[Collected data]:
++++

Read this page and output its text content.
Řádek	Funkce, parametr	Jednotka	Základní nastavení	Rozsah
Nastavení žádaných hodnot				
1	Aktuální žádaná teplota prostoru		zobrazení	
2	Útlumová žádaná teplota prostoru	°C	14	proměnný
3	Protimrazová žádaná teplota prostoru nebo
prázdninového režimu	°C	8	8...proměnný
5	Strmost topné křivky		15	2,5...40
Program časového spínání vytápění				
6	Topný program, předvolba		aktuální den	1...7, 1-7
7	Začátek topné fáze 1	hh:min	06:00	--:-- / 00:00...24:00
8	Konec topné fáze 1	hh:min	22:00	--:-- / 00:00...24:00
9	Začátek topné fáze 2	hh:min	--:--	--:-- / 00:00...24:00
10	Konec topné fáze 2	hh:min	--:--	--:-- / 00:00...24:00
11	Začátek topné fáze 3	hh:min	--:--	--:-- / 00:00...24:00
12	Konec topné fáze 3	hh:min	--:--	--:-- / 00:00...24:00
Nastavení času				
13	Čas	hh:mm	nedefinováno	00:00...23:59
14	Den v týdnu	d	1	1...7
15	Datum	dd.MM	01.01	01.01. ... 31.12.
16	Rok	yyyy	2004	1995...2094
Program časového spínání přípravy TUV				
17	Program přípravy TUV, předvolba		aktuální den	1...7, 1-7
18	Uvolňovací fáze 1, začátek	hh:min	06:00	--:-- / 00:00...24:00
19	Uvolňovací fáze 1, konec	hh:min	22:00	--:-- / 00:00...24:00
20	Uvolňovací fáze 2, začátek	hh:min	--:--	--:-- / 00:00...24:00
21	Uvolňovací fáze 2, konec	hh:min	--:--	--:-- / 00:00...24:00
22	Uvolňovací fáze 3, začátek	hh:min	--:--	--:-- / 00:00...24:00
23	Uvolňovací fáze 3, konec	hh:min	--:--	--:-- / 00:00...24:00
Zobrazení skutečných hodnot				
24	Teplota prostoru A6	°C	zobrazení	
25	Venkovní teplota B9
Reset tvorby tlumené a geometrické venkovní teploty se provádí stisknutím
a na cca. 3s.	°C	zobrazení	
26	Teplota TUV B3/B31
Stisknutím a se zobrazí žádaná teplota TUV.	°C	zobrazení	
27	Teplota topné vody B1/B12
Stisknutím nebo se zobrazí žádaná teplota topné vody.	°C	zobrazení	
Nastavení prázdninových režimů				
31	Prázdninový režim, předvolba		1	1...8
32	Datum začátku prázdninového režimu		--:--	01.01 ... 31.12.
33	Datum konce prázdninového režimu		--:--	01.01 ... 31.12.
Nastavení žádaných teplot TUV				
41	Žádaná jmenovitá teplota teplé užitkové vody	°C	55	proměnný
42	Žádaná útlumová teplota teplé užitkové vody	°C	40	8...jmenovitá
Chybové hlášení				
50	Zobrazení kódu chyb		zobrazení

++++

[Task objective]: Output each record precisely as given.

[Output]:
Read this page and output its text content.
Řádek	Funkce, parametr	Jednotka	Základní nastavení	Rozsah
Nastavení žádaných hodnot				
1	Aktuální žádaná teplota prostoru		zobrazení	
2	Útlumová žádaná teplota prostoru	°C	14	proměnný
3	Protimrazová žádaná teplota prostoru nebo
prázdninového režimu	°C	8	8...proměnný
5	Strmost topné křivky		15	2,5...40
Program časového spínání vytápění				
6	Topný program, předvolba		aktuální den	1...7, 1-7
7	Začátek topné fáze 1	hh:min	06:00	--:-- / 00:00...24:00
8	Konec topné fáze 1	hh:min	22:00	--:-- / 00:00...24:00
9	Začátek topné fáze 2	hh:min	--:--	--:-- / 00:00...24:00
10	Konec topné fáze 2	hh:min	--:--	--:-- / 00:00...24:00
11	Začátek topné fáze 3	hh:min	--:--	--:-- / 00:00...24:00
12	Konec topné fáze 3	hh:min	--:--	--:-- / 00:00...24:00
Nastavení času				
13	Čas	hh:mm	nedefinováno	00:00...23:59
14	Den v týdnu	d	1	1...7
15	Datum	dd.MM	01.01	01.01. ... 31.12.
16	Rok	yyyy	2004	1995...2094
Program časového spínání přípravy TUV				
17	Program přípravy TUV, předvolba		aktuální den	1...7, 1-7
18	Uvolňovací fáze 1, začátek	hh:min	06:00	--:-- / 00:00...24:00
19	Uvolňovací fáze 1, konec	hh:min	22:00	--:-- / 00:00...24:00
20	Uvolňovací fáze 2, začátek	hh:min	--:--	--:-- / 00:00...24:00
21	Uvolňovací fáze 2, konec	hh:min	--:--	--:-- / 00:00...24:00
22	Uvolňovací fáze 3, začátek	hh:min	--:--	--:-- / 00:00...24:00
23	Uvolňovací fáze 3, konec	hh:min	--:--	--:-- / 00:00...24:00
Zobrazení skutečných hodnot				
24	Teplota prostoru A6	°C	zobrazení	
25	Venkovní teplota B9
Reset tvorby tlumené a geometrické venkovní teploty se provádí stisknutím
a na cca. 3s.	°C	zobrazení	
26	Teplota TUV B3/B31
Stisknutím a se zobrazí žádaná teplota TUV.	°C	zobrazení	
27	Teplota topné vody B1/B12
Stisknutím nebo se zobrazí žádaná teplota topné vody.	°C	zobrazení	
Nastavení prázdninových režimů				
31	Prázdninový režim, předvolba		1	1...8
32	Datum začátku prázdninového režimu		--:--	01.01 ... 31.12.
33	Datum konce prázdninového režimu		--:--	01.01 ... 31.12.
Nastavení žádaných teplot TUV				
41	Žádaná jmenovitá teplota teplé užitkové vody	°C	55	proměnný
42	Žádaná útlumová teplota teplé užitkové vody	°C	40	8...jmenovitá
Chybové hlášení				
50	Zobrazení kódu chyb		zobrazení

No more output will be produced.